● **Data in this exercise**

* BEGIN *

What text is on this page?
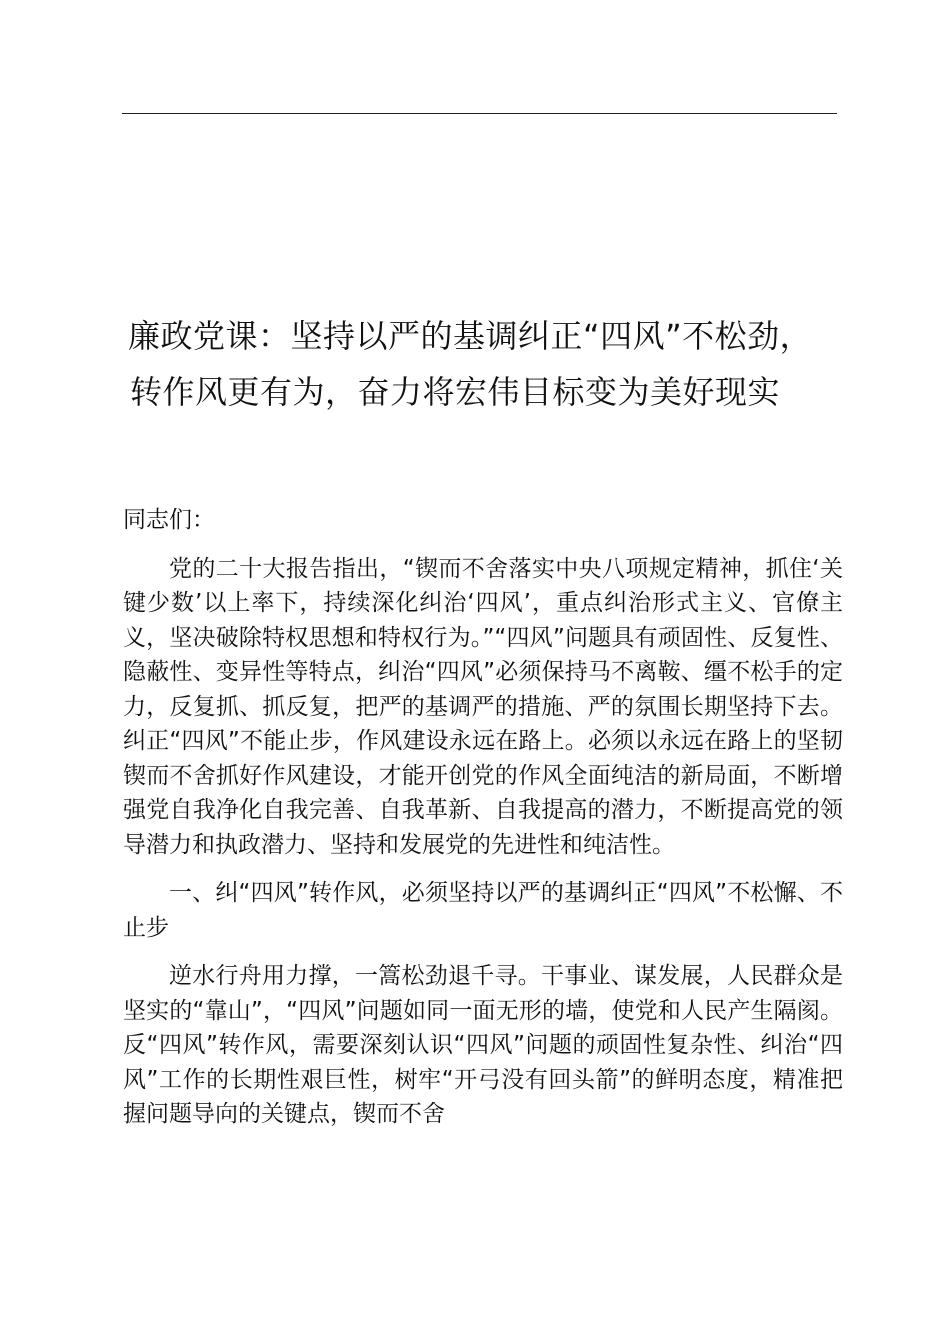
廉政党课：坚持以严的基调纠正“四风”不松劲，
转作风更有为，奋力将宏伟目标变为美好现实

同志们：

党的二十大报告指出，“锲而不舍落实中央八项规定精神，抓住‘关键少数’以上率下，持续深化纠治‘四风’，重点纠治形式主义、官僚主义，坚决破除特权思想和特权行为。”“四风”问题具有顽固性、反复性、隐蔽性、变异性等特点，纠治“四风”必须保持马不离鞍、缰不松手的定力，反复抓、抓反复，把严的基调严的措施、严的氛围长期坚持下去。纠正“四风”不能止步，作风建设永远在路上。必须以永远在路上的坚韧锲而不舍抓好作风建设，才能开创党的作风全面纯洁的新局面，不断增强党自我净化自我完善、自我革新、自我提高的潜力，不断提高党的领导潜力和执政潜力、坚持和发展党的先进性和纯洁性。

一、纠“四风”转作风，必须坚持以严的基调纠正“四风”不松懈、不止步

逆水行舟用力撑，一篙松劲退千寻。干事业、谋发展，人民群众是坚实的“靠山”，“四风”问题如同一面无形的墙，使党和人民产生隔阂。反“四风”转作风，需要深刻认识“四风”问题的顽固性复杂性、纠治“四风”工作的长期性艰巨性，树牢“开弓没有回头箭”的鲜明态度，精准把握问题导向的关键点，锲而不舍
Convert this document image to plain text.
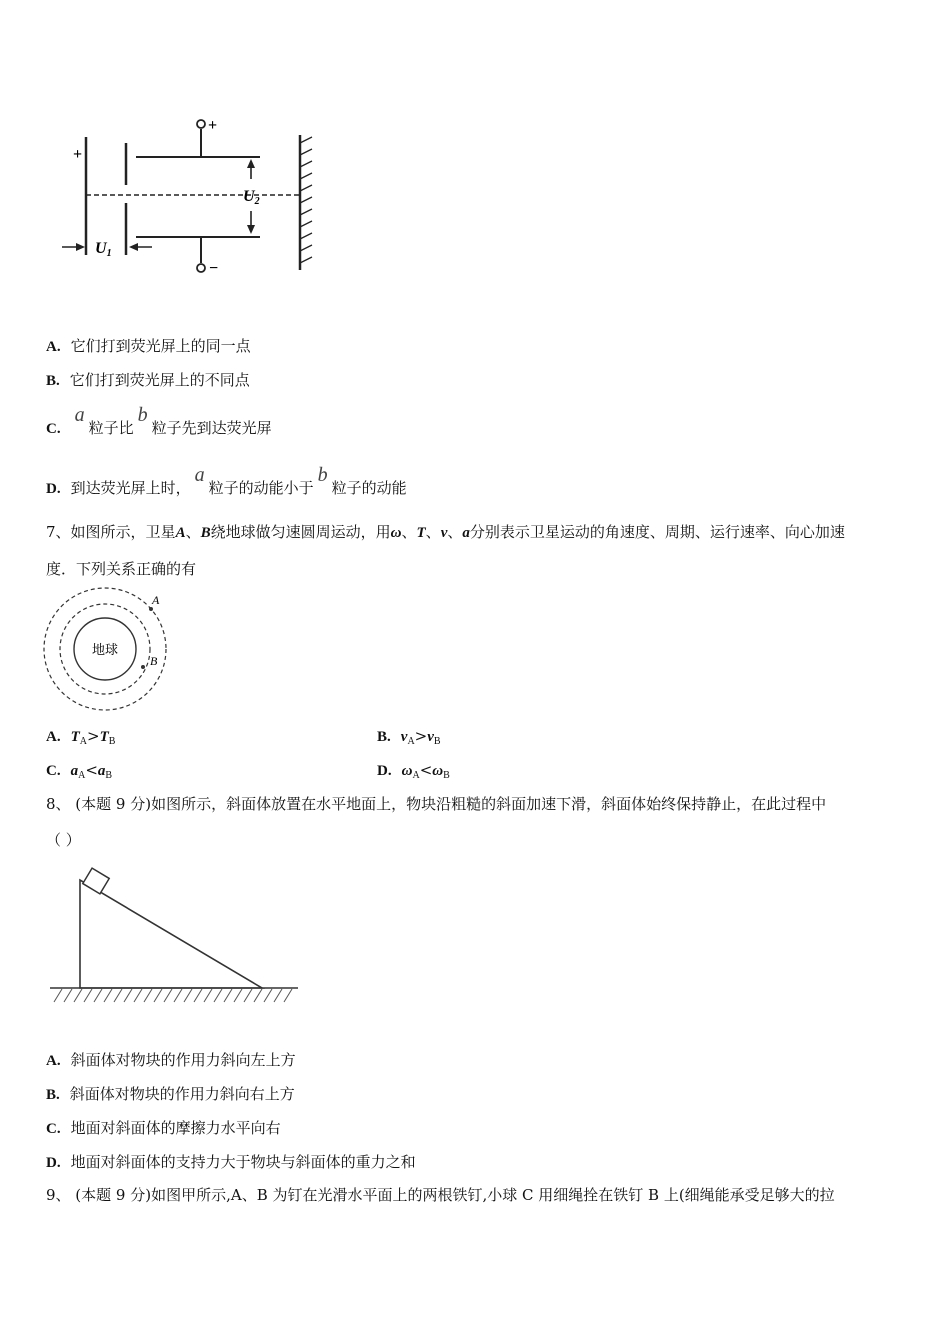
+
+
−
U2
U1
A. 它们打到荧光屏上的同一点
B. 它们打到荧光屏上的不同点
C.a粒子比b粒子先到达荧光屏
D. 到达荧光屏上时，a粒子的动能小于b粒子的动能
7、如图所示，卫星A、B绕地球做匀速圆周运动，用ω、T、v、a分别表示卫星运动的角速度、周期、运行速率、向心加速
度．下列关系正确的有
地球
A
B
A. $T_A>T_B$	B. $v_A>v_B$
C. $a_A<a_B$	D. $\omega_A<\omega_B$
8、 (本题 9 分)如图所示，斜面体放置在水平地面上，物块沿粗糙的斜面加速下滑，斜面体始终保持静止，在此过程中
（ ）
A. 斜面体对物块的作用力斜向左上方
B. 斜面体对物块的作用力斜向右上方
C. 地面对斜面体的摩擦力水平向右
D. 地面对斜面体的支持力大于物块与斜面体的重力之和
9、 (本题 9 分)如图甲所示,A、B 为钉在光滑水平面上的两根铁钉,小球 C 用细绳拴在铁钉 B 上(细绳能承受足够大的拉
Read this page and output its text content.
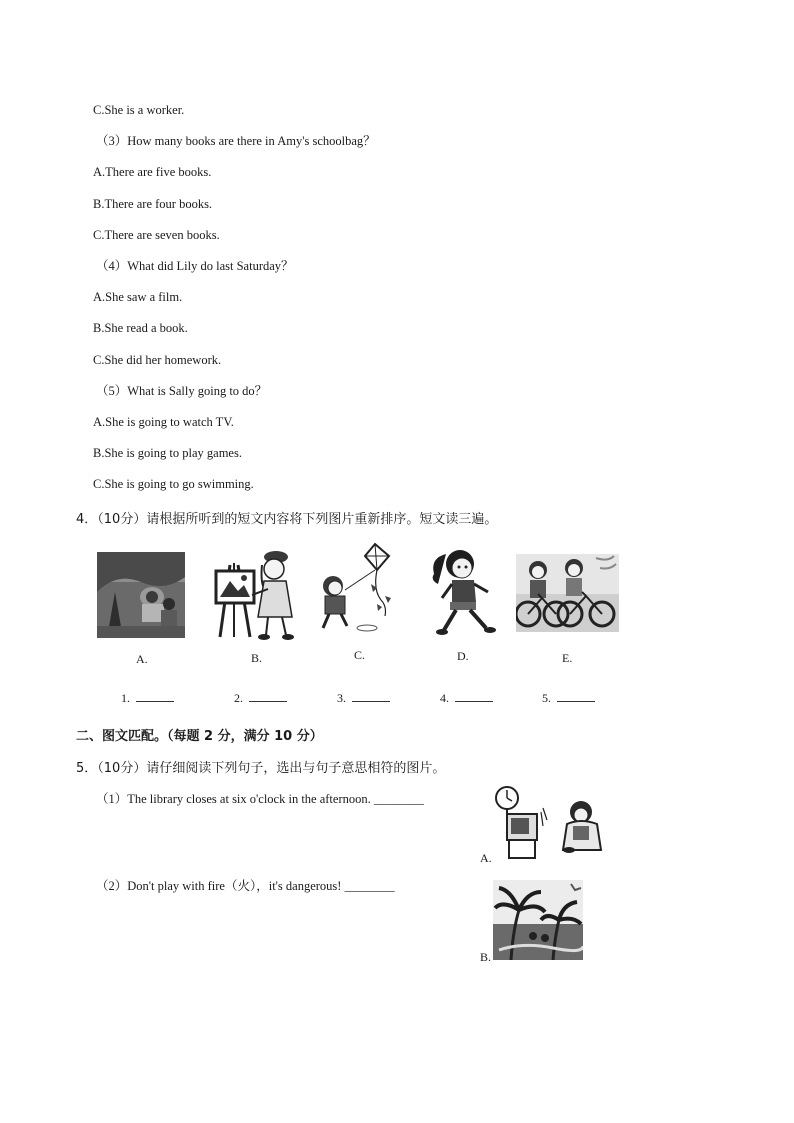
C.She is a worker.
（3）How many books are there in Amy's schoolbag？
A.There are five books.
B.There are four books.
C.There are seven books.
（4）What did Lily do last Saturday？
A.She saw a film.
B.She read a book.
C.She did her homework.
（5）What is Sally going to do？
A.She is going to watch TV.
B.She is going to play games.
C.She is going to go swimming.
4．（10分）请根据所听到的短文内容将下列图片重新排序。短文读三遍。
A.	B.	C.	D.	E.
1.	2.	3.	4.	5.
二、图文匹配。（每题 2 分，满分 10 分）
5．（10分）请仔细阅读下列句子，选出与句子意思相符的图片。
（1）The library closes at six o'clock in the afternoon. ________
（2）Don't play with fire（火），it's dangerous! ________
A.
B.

* END *

● **Problem**
Repeat the data exactly, excluding the pictures.

● **Reply to the exercise**
What text is on this page?
廉政党课：坚持以严的基调纠正“四风”不松劲，
转作风更有为，奋力将宏伟目标变为美好现实

同志们：

党的二十大报告指出，“锲而不舍落实中央八项规定精神，抓住‘关键少数’以上率下，持续深化纠治‘四风’，重点纠治形式主义、官僚主义，坚决破除特权思想和特权行为。”“四风”问题具有顽固性、反复性、隐蔽性、变异性等特点，纠治“四风”必须保持马不离鞍、缰不松手的定力，反复抓、抓反复，把严的基调严的措施、严的氛围长期坚持下去。纠正“四风”不能止步，作风建设永远在路上。必须以永远在路上的坚韧锲而不舍抓好作风建设，才能开创党的作风全面纯洁的新局面，不断增强党自我净化自我完善、自我革新、自我提高的潜力，不断提高党的领导潜力和执政潜力、坚持和发展党的先进性和纯洁性。

一、纠“四风”转作风，必须坚持以严的基调纠正“四风”不松懈、不止步

逆水行舟用力撑，一篙松劲退千寻。干事业、谋发展，人民群众是坚实的“靠山”，“四风”问题如同一面无形的墙，使党和人民产生隔阂。反“四风”转作风，需要深刻认识“四风”问题的顽固性复杂性、纠治“四风”工作的长期性艰巨性，树牢“开弓没有回头箭”的鲜明态度，精准把握问题导向的关键点，锲而不舍
Convert this document image to plain text.
+
+
−
U2
U1
A. 它们打到荧光屏上的同一点
B. 它们打到荧光屏上的不同点
C.a粒子比b粒子先到达荧光屏
D. 到达荧光屏上时，a粒子的动能小于b粒子的动能
7、如图所示，卫星A、B绕地球做匀速圆周运动，用ω、T、v、a分别表示卫星运动的角速度、周期、运行速率、向心加速
度．下列关系正确的有
地球
A
B
A. $T_A>T_B$	B. $v_A>v_B$
C. $a_A<a_B$	D. $\omega_A<\omega_B$
8、 (本题 9 分)如图所示，斜面体放置在水平地面上，物块沿粗糙的斜面加速下滑，斜面体始终保持静止，在此过程中
（ ）
A. 斜面体对物块的作用力斜向左上方
B. 斜面体对物块的作用力斜向右上方
C. 地面对斜面体的摩擦力水平向右
D. 地面对斜面体的支持力大于物块与斜面体的重力之和
9、 (本题 9 分)如图甲所示,A、B 为钉在光滑水平面上的两根铁钉,小球 C 用细绳拴在铁钉 B 上(细绳能承受足够大的拉
Read this page and output its text content.
C.She is a worker.
（3）How many books are there in Amy's schoolbag？
A.There are five books.
B.There are four books.
C.There are seven books.
（4）What did Lily do last Saturday？
A.She saw a film.
B.She read a book.
C.She did her homework.
（5）What is Sally going to do？
A.She is going to watch TV.
B.She is going to play games.
C.She is going to go swimming.
4．（10分）请根据所听到的短文内容将下列图片重新排序。短文读三遍。
A.	B.	C.	D.	E.
1.	2.	3.	4.	5.
二、图文匹配。（每题 2 分，满分 10 分）
5．（10分）请仔细阅读下列句子，选出与句子意思相符的图片。
（1）The library closes at six o'clock in the afternoon. ________
（2）Don't play with fire（火），it's dangerous! ________
A.
B.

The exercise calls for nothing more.